[BEGIN Supplied material]

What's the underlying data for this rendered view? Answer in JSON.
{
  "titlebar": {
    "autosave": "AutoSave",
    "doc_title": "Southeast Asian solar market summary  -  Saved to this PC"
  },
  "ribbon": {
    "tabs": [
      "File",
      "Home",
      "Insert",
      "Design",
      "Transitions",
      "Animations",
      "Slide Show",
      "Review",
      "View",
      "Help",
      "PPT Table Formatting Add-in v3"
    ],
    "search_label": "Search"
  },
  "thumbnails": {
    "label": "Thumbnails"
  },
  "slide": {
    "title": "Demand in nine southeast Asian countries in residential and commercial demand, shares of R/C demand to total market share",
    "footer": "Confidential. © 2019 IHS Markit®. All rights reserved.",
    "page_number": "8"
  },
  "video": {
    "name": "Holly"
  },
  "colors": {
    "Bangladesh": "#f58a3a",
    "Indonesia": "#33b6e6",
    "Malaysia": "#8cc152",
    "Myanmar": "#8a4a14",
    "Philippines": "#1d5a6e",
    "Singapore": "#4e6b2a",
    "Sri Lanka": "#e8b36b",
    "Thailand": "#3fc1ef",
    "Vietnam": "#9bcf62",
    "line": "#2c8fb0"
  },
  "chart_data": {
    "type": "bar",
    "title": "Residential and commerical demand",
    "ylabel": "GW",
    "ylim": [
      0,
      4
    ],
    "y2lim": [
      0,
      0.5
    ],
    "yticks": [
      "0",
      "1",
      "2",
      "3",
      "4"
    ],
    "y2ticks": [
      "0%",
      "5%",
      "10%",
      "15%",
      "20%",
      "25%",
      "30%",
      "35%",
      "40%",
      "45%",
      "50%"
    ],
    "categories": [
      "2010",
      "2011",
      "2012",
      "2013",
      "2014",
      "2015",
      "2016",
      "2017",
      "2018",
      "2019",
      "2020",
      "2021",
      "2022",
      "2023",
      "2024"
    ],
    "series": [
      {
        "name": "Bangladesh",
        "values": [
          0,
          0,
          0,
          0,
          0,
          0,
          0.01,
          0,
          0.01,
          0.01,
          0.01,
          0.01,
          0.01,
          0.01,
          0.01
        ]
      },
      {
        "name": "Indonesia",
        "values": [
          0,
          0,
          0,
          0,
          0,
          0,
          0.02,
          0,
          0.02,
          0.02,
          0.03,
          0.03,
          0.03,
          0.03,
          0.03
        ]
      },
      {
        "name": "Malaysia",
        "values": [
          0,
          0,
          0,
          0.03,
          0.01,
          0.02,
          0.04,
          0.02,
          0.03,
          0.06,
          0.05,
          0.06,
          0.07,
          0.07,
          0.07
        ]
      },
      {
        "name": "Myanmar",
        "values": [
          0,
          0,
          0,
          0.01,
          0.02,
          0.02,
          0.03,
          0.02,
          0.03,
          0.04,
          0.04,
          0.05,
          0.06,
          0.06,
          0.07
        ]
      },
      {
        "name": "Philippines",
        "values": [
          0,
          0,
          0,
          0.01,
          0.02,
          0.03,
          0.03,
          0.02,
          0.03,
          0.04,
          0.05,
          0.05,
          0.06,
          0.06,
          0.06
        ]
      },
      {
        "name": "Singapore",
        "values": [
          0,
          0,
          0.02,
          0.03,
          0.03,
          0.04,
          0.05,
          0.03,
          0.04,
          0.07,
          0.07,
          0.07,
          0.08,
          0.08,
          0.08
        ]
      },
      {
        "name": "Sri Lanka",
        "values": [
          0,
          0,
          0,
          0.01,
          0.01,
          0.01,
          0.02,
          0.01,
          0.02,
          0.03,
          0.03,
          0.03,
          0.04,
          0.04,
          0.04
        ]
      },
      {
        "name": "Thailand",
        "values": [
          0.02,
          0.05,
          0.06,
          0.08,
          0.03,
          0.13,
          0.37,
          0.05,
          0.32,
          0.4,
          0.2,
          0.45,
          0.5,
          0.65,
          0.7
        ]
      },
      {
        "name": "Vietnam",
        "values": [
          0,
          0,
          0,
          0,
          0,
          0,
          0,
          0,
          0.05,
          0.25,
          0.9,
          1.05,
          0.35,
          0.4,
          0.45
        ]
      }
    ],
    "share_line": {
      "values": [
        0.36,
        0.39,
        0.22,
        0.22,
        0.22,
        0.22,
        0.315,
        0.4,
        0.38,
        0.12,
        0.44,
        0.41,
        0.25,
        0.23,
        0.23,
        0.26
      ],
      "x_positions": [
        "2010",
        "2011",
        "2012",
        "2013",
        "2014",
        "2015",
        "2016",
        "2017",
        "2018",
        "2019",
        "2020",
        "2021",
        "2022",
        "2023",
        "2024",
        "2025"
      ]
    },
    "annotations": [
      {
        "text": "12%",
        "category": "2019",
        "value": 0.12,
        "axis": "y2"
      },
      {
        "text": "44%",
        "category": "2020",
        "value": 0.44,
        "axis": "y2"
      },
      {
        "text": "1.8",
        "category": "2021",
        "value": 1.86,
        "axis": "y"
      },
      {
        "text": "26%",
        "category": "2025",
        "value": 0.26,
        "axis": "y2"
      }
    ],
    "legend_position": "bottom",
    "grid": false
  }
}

[END Supplied material]

Exercise —
Return each line of the data exactly as written above.

Written solution —
What's the underlying data for this rendered view? Answer in JSON.
{
  "titlebar": {
    "autosave": "AutoSave",
    "doc_title": "Southeast Asian solar market summary  -  Saved to this PC"
  },
  "ribbon": {
    "tabs": [
      "File",
      "Home",
      "Insert",
      "Design",
      "Transitions",
      "Animations",
      "Slide Show",
      "Review",
      "View",
      "Help",
      "PPT Table Formatting Add-in v3"
    ],
    "search_label": "Search"
  },
  "thumbnails": {
    "label": "Thumbnails"
  },
  "slide": {
    "title": "Demand in nine southeast Asian countries in residential and commercial demand, shares of R/C demand to total market share",
    "footer": "Confidential. © 2019 IHS Markit®. All rights reserved.",
    "page_number": "8"
  },
  "video": {
    "name": "Holly"
  },
  "colors": {
    "Bangladesh": "#f58a3a",
    "Indonesia": "#33b6e6",
    "Malaysia": "#8cc152",
    "Myanmar": "#8a4a14",
    "Philippines": "#1d5a6e",
    "Singapore": "#4e6b2a",
    "Sri Lanka": "#e8b36b",
    "Thailand": "#3fc1ef",
    "Vietnam": "#9bcf62",
    "line": "#2c8fb0"
  },
  "chart_data": {
    "type": "bar",
    "title": "Residential and commerical demand",
    "ylabel": "GW",
    "ylim": [
      0,
      4
    ],
    "y2lim": [
      0,
      0.5
    ],
    "yticks": [
      "0",
      "1",
      "2",
      "3",
      "4"
    ],
    "y2ticks": [
      "0%",
      "5%",
      "10%",
      "15%",
      "20%",
      "25%",
      "30%",
      "35%",
      "40%",
      "45%",
      "50%"
    ],
    "categories": [
      "2010",
      "2011",
      "2012",
      "2013",
      "2014",
      "2015",
      "2016",
      "2017",
      "2018",
      "2019",
      "2020",
      "2021",
      "2022",
      "2023",
      "2024"
    ],
    "series": [
      {
        "name": "Bangladesh",
        "values": [
          0,
          0,
          0,
          0,
          0,
          0,
          0.01,
          0,
          0.01,
          0.01,
          0.01,
          0.01,
          0.01,
          0.01,
          0.01
        ]
      },
      {
        "name": "Indonesia",
        "values": [
          0,
          0,
          0,
          0,
          0,
          0,
          0.02,
          0,
          0.02,
          0.02,
          0.03,
          0.03,
          0.03,
          0.03,
          0.03
        ]
      },
      {
        "name": "Malaysia",
        "values": [
          0,
          0,
          0,
          0.03,
          0.01,
          0.02,
          0.04,
          0.02,
          0.03,
          0.06,
          0.05,
          0.06,
          0.07,
          0.07,
          0.07
        ]
      },
      {
        "name": "Myanmar",
        "values": [
          0,
          0,
          0,
          0.01,
          0.02,
          0.02,
          0.03,
          0.02,
          0.03,
          0.04,
          0.04,
          0.05,
          0.06,
          0.06,
          0.07
        ]
      },
      {
        "name": "Philippines",
        "values": [
          0,
          0,
          0,
          0.01,
          0.02,
          0.03,
          0.03,
          0.02,
          0.03,
          0.04,
          0.05,
          0.05,
          0.06,
          0.06,
          0.06
        ]
      },
      {
        "name": "Singapore",
        "values": [
          0,
          0,
          0.02,
          0.03,
          0.03,
          0.04,
          0.05,
          0.03,
          0.04,
          0.07,
          0.07,
          0.07,
          0.08,
          0.08,
          0.08
        ]
      },
      {
        "name": "Sri Lanka",
        "values": [
          0,
          0,
          0,
          0.01,
          0.01,
          0.01,
          0.02,
          0.01,
          0.02,
          0.03,
          0.03,
          0.03,
          0.04,
          0.04,
          0.04
        ]
      },
      {
        "name": "Thailand",
        "values": [
          0.02,
          0.05,
          0.06,
          0.08,
          0.03,
          0.13,
          0.37,
          0.05,
          0.32,
          0.4,
          0.2,
          0.45,
          0.5,
          0.65,
          0.7
        ]
      },
      {
        "name": "Vietnam",
        "values": [
          0,
          0,
          0,
          0,
          0,
          0,
          0,
          0,
          0.05,
          0.25,
          0.9,
          1.05,
          0.35,
          0.4,
          0.45
        ]
      }
    ],
    "share_line": {
      "values": [
        0.36,
        0.39,
        0.22,
        0.22,
        0.22,
        0.22,
        0.315,
        0.4,
        0.38,
        0.12,
        0.44,
        0.41,
        0.25,
        0.23,
        0.23,
        0.26
      ],
      "x_positions": [
        "2010",
        "2011",
        "2012",
        "2013",
        "2014",
        "2015",
        "2016",
        "2017",
        "2018",
        "2019",
        "2020",
        "2021",
        "2022",
        "2023",
        "2024",
        "2025"
      ]
    },
    "annotations": [
      {
        "text": "12%",
        "category": "2019",
        "value": 0.12,
        "axis": "y2"
      },
      {
        "text": "44%",
        "category": "2020",
        "value": 0.44,
        "axis": "y2"
      },
      {
        "text": "1.8",
        "category": "2021",
        "value": 1.86,
        "axis": "y"
      },
      {
        "text": "26%",
        "category": "2025",
        "value": 0.26,
        "axis": "y2"
      }
    ],
    "legend_position": "bottom",
    "grid": false
  }
}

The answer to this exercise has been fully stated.